> Prompt: Retype the whole listing below, character for character.

Figure data in JSON
-------------------------
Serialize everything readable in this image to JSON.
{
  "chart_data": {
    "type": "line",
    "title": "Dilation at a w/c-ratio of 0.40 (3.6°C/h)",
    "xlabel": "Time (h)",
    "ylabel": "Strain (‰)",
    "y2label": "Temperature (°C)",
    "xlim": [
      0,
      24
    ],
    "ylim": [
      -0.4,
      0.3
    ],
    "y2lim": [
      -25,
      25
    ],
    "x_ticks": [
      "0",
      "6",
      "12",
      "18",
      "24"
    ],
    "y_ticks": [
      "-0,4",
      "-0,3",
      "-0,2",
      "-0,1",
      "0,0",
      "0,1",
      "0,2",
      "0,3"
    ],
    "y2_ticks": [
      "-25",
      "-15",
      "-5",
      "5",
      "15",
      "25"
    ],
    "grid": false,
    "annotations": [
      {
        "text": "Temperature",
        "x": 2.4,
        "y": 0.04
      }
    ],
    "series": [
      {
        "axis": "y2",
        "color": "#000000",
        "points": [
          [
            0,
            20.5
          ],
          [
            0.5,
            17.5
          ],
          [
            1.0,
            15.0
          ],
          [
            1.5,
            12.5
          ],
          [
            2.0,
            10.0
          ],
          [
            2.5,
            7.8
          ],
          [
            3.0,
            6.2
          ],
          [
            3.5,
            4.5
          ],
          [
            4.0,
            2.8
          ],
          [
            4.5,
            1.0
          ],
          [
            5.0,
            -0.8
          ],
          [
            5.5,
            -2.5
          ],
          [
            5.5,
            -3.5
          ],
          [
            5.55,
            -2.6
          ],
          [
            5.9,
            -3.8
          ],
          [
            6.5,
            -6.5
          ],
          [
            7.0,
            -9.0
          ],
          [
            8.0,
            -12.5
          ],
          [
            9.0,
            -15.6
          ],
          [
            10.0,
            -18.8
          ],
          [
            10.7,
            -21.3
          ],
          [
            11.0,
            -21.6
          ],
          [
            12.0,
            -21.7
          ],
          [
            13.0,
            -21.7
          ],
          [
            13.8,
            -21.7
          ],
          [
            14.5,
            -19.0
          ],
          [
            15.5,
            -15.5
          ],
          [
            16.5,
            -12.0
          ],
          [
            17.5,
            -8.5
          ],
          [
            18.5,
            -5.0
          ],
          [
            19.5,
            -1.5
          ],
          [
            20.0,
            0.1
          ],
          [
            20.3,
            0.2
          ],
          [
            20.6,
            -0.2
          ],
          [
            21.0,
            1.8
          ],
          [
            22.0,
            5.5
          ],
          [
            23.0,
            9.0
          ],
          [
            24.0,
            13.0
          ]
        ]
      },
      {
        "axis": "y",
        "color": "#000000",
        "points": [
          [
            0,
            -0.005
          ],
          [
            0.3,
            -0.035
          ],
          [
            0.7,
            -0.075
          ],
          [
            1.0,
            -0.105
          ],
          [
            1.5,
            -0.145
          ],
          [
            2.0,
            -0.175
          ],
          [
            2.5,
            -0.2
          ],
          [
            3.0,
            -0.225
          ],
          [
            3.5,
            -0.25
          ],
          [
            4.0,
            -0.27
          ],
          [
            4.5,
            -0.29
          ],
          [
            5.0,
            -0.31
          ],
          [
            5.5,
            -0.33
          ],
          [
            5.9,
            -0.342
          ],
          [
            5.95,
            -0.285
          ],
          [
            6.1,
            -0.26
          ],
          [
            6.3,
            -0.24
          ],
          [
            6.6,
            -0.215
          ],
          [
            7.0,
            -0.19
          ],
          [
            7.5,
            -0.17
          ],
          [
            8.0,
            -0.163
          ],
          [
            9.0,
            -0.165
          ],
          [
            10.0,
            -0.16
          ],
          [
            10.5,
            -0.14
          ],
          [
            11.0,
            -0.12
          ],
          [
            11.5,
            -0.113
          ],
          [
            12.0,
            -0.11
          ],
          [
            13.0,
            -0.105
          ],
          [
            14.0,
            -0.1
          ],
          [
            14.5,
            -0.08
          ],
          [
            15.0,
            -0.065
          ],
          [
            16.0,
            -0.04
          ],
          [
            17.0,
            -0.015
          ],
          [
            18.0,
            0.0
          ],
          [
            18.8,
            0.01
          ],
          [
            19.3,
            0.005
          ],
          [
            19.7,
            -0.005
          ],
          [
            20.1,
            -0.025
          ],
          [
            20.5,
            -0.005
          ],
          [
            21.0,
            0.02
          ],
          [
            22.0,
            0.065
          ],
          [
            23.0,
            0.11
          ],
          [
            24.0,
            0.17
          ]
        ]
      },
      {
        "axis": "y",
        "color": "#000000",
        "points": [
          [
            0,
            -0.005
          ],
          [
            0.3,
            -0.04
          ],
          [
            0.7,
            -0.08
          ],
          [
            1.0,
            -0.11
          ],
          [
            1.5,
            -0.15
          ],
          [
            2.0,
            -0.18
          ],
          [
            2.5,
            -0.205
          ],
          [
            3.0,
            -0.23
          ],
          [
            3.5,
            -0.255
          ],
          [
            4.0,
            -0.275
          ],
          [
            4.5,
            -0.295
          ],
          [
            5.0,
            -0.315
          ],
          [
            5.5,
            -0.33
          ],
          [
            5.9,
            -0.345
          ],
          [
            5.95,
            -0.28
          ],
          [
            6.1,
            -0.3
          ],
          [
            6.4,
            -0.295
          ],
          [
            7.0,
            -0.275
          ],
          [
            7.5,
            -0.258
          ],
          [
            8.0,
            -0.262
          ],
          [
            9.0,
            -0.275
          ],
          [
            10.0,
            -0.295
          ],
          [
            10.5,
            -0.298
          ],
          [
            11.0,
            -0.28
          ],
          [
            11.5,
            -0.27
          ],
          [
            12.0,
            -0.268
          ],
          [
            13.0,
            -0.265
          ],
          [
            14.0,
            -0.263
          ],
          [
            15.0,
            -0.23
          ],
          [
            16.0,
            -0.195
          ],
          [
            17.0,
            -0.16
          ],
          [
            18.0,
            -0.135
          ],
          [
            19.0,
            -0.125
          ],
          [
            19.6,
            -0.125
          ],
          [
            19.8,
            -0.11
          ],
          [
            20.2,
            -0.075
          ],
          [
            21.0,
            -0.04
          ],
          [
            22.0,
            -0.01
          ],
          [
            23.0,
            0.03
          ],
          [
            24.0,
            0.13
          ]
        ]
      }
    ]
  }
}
-------------------------
> Correct output:
Serialize everything readable in this image to JSON.
{
  "chart_data": {
    "type": "line",
    "title": "Dilation at a w/c-ratio of 0.40 (3.6°C/h)",
    "xlabel": "Time (h)",
    "ylabel": "Strain (‰)",
    "y2label": "Temperature (°C)",
    "xlim": [
      0,
      24
    ],
    "ylim": [
      -0.4,
      0.3
    ],
    "y2lim": [
      -25,
      25
    ],
    "x_ticks": [
      "0",
      "6",
      "12",
      "18",
      "24"
    ],
    "y_ticks": [
      "-0,4",
      "-0,3",
      "-0,2",
      "-0,1",
      "0,0",
      "0,1",
      "0,2",
      "0,3"
    ],
    "y2_ticks": [
      "-25",
      "-15",
      "-5",
      "5",
      "15",
      "25"
    ],
    "grid": false,
    "annotations": [
      {
        "text": "Temperature",
        "x": 2.4,
        "y": 0.04
      }
    ],
    "series": [
      {
        "axis": "y2",
        "color": "#000000",
        "points": [
          [
            0,
            20.5
          ],
          [
            0.5,
            17.5
          ],
          [
            1.0,
            15.0
          ],
          [
            1.5,
            12.5
          ],
          [
            2.0,
            10.0
          ],
          [
            2.5,
            7.8
          ],
          [
            3.0,
            6.2
          ],
          [
            3.5,
            4.5
          ],
          [
            4.0,
            2.8
          ],
          [
            4.5,
            1.0
          ],
          [
            5.0,
            -0.8
          ],
          [
            5.5,
            -2.5
          ],
          [
            5.5,
            -3.5
          ],
          [
            5.55,
            -2.6
          ],
          [
            5.9,
            -3.8
          ],
          [
            6.5,
            -6.5
          ],
          [
            7.0,
            -9.0
          ],
          [
            8.0,
            -12.5
          ],
          [
            9.0,
            -15.6
          ],
          [
            10.0,
            -18.8
          ],
          [
            10.7,
            -21.3
          ],
          [
            11.0,
            -21.6
          ],
          [
            12.0,
            -21.7
          ],
          [
            13.0,
            -21.7
          ],
          [
            13.8,
            -21.7
          ],
          [
            14.5,
            -19.0
          ],
          [
            15.5,
            -15.5
          ],
          [
            16.5,
            -12.0
          ],
          [
            17.5,
            -8.5
          ],
          [
            18.5,
            -5.0
          ],
          [
            19.5,
            -1.5
          ],
          [
            20.0,
            0.1
          ],
          [
            20.3,
            0.2
          ],
          [
            20.6,
            -0.2
          ],
          [
            21.0,
            1.8
          ],
          [
            22.0,
            5.5
          ],
          [
            23.0,
            9.0
          ],
          [
            24.0,
            13.0
          ]
        ]
      },
      {
        "axis": "y",
        "color": "#000000",
        "points": [
          [
            0,
            -0.005
          ],
          [
            0.3,
            -0.035
          ],
          [
            0.7,
            -0.075
          ],
          [
            1.0,
            -0.105
          ],
          [
            1.5,
            -0.145
          ],
          [
            2.0,
            -0.175
          ],
          [
            2.5,
            -0.2
          ],
          [
            3.0,
            -0.225
          ],
          [
            3.5,
            -0.25
          ],
          [
            4.0,
            -0.27
          ],
          [
            4.5,
            -0.29
          ],
          [
            5.0,
            -0.31
          ],
          [
            5.5,
            -0.33
          ],
          [
            5.9,
            -0.342
          ],
          [
            5.95,
            -0.285
          ],
          [
            6.1,
            -0.26
          ],
          [
            6.3,
            -0.24
          ],
          [
            6.6,
            -0.215
          ],
          [
            7.0,
            -0.19
          ],
          [
            7.5,
            -0.17
          ],
          [
            8.0,
            -0.163
          ],
          [
            9.0,
            -0.165
          ],
          [
            10.0,
            -0.16
          ],
          [
            10.5,
            -0.14
          ],
          [
            11.0,
            -0.12
          ],
          [
            11.5,
            -0.113
          ],
          [
            12.0,
            -0.11
          ],
          [
            13.0,
            -0.105
          ],
          [
            14.0,
            -0.1
          ],
          [
            14.5,
            -0.08
          ],
          [
            15.0,
            -0.065
          ],
          [
            16.0,
            -0.04
          ],
          [
            17.0,
            -0.015
          ],
          [
            18.0,
            0.0
          ],
          [
            18.8,
            0.01
          ],
          [
            19.3,
            0.005
          ],
          [
            19.7,
            -0.005
          ],
          [
            20.1,
            -0.025
          ],
          [
            20.5,
            -0.005
          ],
          [
            21.0,
            0.02
          ],
          [
            22.0,
            0.065
          ],
          [
            23.0,
            0.11
          ],
          [
            24.0,
            0.17
          ]
        ]
      },
      {
        "axis": "y",
        "color": "#000000",
        "points": [
          [
            0,
            -0.005
          ],
          [
            0.3,
            -0.04
          ],
          [
            0.7,
            -0.08
          ],
          [
            1.0,
            -0.11
          ],
          [
            1.5,
            -0.15
          ],
          [
            2.0,
            -0.18
          ],
          [
            2.5,
            -0.205
          ],
          [
            3.0,
            -0.23
          ],
          [
            3.5,
            -0.255
          ],
          [
            4.0,
            -0.275
          ],
          [
            4.5,
            -0.295
          ],
          [
            5.0,
            -0.315
          ],
          [
            5.5,
            -0.33
          ],
          [
            5.9,
            -0.345
          ],
          [
            5.95,
            -0.28
          ],
          [
            6.1,
            -0.3
          ],
          [
            6.4,
            -0.295
          ],
          [
            7.0,
            -0.275
          ],
          [
            7.5,
            -0.258
          ],
          [
            8.0,
            -0.262
          ],
          [
            9.0,
            -0.275
          ],
          [
            10.0,
            -0.295
          ],
          [
            10.5,
            -0.298
          ],
          [
            11.0,
            -0.28
          ],
          [
            11.5,
            -0.27
          ],
          [
            12.0,
            -0.268
          ],
          [
            13.0,
            -0.265
          ],
          [
            14.0,
            -0.263
          ],
          [
            15.0,
            -0.23
          ],
          [
            16.0,
            -0.195
          ],
          [
            17.0,
            -0.16
          ],
          [
            18.0,
            -0.135
          ],
          [
            19.0,
            -0.125
          ],
          [
            19.6,
            -0.125
          ],
          [
            19.8,
            -0.11
          ],
          [
            20.2,
            -0.075
          ],
          [
            21.0,
            -0.04
          ],
          [
            22.0,
            -0.01
          ],
          [
            23.0,
            0.03
          ],
          [
            24.0,
            0.13
          ]
        ]
      }
    ]
  }
}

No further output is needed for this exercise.